(A block of data)
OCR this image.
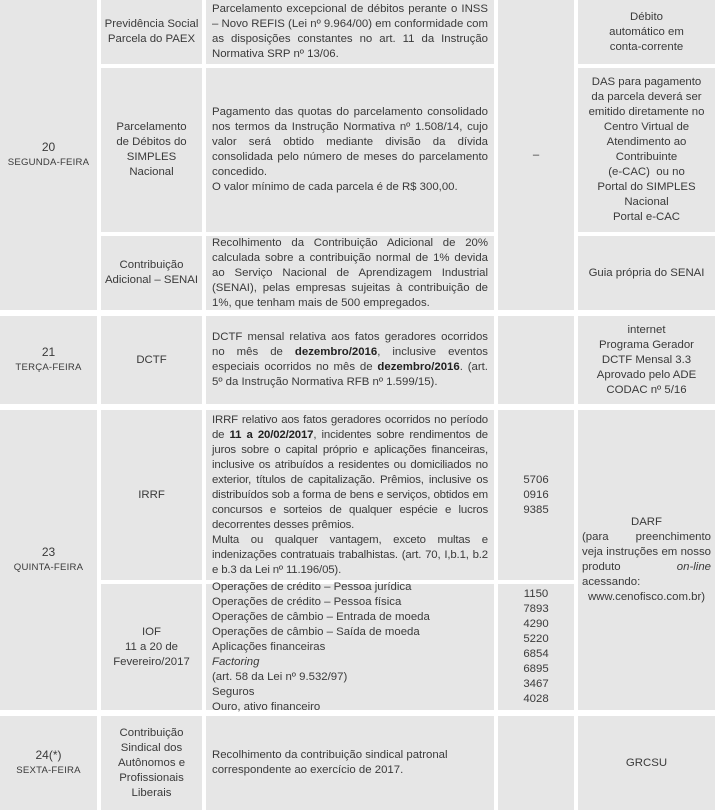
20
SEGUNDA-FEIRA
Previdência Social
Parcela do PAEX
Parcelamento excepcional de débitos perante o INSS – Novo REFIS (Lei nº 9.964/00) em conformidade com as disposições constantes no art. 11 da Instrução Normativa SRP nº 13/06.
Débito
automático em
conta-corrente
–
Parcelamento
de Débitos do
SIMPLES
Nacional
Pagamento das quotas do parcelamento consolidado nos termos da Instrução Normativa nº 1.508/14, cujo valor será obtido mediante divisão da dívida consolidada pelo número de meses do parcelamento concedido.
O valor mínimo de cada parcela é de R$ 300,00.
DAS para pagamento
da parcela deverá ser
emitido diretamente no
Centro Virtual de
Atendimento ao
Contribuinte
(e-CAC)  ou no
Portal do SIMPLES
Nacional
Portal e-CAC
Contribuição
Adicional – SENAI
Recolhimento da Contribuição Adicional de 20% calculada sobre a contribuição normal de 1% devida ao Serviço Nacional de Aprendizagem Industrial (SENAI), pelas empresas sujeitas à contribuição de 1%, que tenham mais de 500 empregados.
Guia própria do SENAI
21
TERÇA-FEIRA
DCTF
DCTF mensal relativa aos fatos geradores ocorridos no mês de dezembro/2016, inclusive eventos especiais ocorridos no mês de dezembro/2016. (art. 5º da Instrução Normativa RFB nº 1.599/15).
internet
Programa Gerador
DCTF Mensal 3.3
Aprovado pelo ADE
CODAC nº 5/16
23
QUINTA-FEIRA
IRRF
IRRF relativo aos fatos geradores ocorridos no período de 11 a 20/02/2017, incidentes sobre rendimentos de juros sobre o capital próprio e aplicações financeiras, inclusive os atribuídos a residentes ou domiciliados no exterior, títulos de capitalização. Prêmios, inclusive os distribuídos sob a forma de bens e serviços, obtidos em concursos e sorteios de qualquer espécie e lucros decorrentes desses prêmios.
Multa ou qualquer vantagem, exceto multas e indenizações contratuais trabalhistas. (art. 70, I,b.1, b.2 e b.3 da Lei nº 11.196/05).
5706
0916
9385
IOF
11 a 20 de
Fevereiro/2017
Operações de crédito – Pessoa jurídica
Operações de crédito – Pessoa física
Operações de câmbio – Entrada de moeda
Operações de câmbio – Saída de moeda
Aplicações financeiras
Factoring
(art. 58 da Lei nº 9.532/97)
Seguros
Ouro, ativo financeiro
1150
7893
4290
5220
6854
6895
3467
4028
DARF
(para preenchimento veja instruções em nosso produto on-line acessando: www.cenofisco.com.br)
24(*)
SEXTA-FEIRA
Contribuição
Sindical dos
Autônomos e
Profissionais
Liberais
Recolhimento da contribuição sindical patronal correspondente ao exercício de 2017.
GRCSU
...
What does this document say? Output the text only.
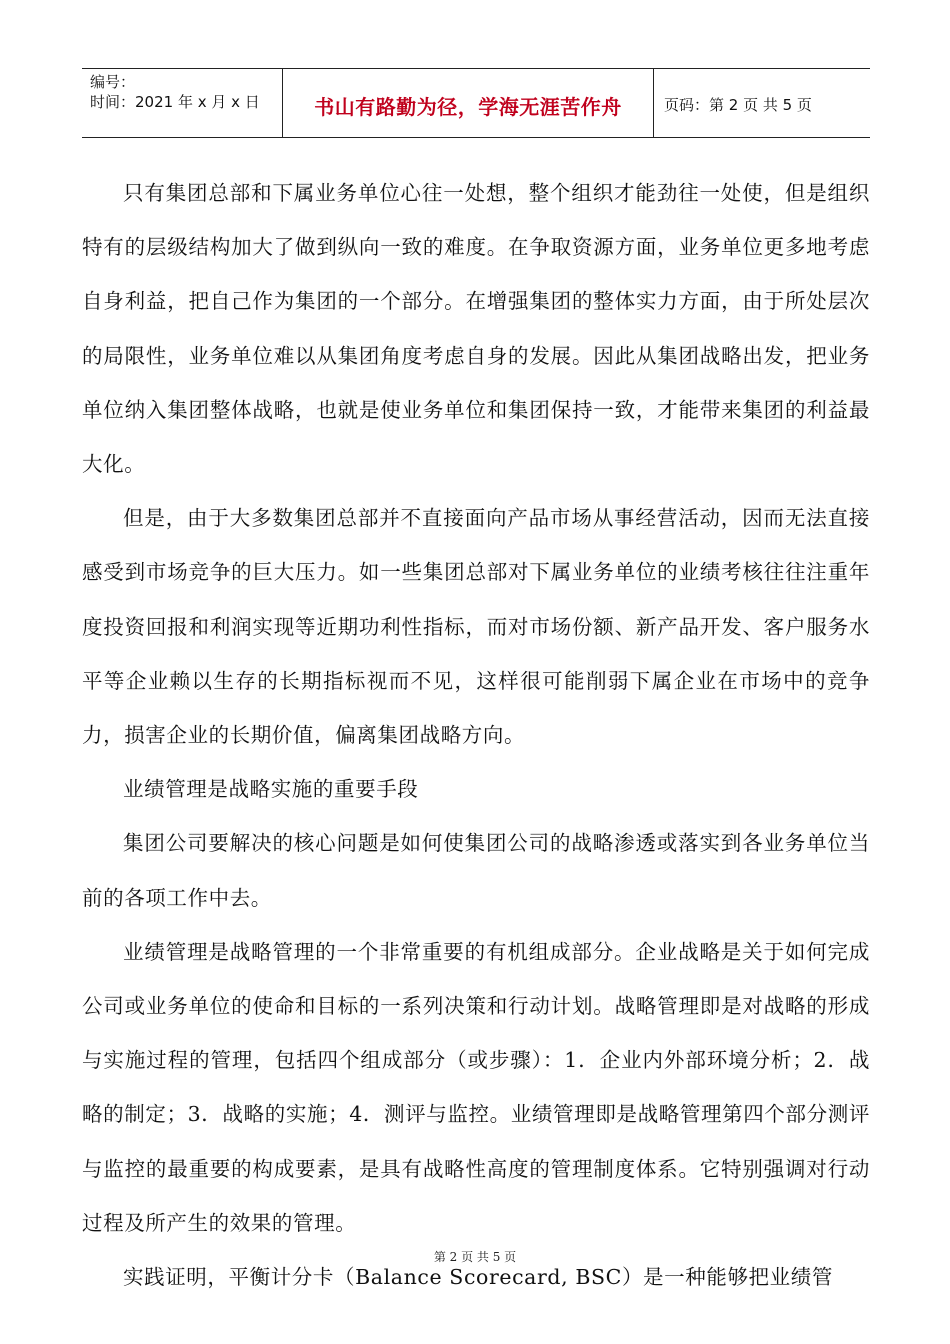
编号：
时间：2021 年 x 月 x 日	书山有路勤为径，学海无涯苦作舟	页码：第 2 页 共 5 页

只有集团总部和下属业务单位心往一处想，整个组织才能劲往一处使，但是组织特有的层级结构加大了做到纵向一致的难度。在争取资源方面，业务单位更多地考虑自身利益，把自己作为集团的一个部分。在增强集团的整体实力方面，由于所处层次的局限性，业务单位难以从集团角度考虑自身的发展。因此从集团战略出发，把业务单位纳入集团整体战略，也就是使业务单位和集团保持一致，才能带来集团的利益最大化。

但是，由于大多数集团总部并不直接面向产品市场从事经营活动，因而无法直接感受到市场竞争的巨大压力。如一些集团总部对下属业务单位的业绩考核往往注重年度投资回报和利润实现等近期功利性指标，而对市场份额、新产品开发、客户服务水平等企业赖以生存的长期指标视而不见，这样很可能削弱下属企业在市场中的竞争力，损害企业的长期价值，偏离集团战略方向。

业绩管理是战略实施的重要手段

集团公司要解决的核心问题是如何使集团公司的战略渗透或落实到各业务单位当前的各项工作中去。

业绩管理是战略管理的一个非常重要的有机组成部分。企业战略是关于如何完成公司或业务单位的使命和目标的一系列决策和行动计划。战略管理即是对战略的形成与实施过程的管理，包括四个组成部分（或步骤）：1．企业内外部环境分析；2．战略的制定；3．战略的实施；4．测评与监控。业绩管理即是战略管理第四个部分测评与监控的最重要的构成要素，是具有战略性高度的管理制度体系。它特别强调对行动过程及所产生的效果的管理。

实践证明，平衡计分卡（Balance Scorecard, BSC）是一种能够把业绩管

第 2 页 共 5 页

Exercise objective: Copy out every line holding the string "this".

Answer for the task:
OCR this image.
What does this document say? Output the text only.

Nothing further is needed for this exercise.